● Stated problem:
In full and without deviation, write out the entries that follow.
[begin Records to process]
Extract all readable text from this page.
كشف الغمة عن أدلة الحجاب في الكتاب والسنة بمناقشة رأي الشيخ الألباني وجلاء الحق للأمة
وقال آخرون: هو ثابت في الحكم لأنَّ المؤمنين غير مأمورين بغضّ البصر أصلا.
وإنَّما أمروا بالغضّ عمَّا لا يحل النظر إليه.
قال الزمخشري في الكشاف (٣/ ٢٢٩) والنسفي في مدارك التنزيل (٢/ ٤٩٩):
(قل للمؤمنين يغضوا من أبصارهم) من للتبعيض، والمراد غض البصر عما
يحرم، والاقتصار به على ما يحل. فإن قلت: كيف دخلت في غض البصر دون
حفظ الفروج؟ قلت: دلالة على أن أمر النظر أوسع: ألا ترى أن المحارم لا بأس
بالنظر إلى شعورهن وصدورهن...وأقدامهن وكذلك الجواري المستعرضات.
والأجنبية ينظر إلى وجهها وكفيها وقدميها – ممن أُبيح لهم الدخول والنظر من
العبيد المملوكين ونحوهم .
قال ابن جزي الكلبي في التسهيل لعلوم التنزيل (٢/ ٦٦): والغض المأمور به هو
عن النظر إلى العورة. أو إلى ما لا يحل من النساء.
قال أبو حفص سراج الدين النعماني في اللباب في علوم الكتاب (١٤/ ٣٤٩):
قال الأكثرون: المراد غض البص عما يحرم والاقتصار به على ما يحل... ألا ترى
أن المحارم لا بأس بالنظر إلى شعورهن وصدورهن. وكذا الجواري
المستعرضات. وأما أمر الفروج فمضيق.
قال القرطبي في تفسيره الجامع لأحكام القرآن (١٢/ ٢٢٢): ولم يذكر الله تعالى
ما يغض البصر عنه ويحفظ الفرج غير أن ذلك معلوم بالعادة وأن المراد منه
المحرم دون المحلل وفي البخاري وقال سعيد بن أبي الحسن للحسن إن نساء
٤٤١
[end Records to process]
● The output:
Extract all readable text from this page.
كشف الغمة عن أدلة الحجاب في الكتاب والسنة بمناقشة رأي الشيخ الألباني وجلاء الحق للأمة
وقال آخرون: هو ثابت في الحكم لأنَّ المؤمنين غير مأمورين بغضّ البصر أصلا.
وإنَّما أمروا بالغضّ عمَّا لا يحل النظر إليه.
قال الزمخشري في الكشاف (٣/ ٢٢٩) والنسفي في مدارك التنزيل (٢/ ٤٩٩):
(قل للمؤمنين يغضوا من أبصارهم) من للتبعيض، والمراد غض البصر عما
يحرم، والاقتصار به على ما يحل. فإن قلت: كيف دخلت في غض البصر دون
حفظ الفروج؟ قلت: دلالة على أن أمر النظر أوسع: ألا ترى أن المحارم لا بأس
بالنظر إلى شعورهن وصدورهن...وأقدامهن وكذلك الجواري المستعرضات.
والأجنبية ينظر إلى وجهها وكفيها وقدميها – ممن أُبيح لهم الدخول والنظر من
العبيد المملوكين ونحوهم .
قال ابن جزي الكلبي في التسهيل لعلوم التنزيل (٢/ ٦٦): والغض المأمور به هو
عن النظر إلى العورة. أو إلى ما لا يحل من النساء.
قال أبو حفص سراج الدين النعماني في اللباب في علوم الكتاب (١٤/ ٣٤٩):
قال الأكثرون: المراد غض البص عما يحرم والاقتصار به على ما يحل... ألا ترى
أن المحارم لا بأس بالنظر إلى شعورهن وصدورهن. وكذا الجواري
المستعرضات. وأما أمر الفروج فمضيق.
قال القرطبي في تفسيره الجامع لأحكام القرآن (١٢/ ٢٢٢): ولم يذكر الله تعالى
ما يغض البصر عنه ويحفظ الفرج غير أن ذلك معلوم بالعادة وأن المراد منه
المحرم دون المحلل وفي البخاري وقال سعيد بن أبي الحسن للحسن إن نساء
٤٤١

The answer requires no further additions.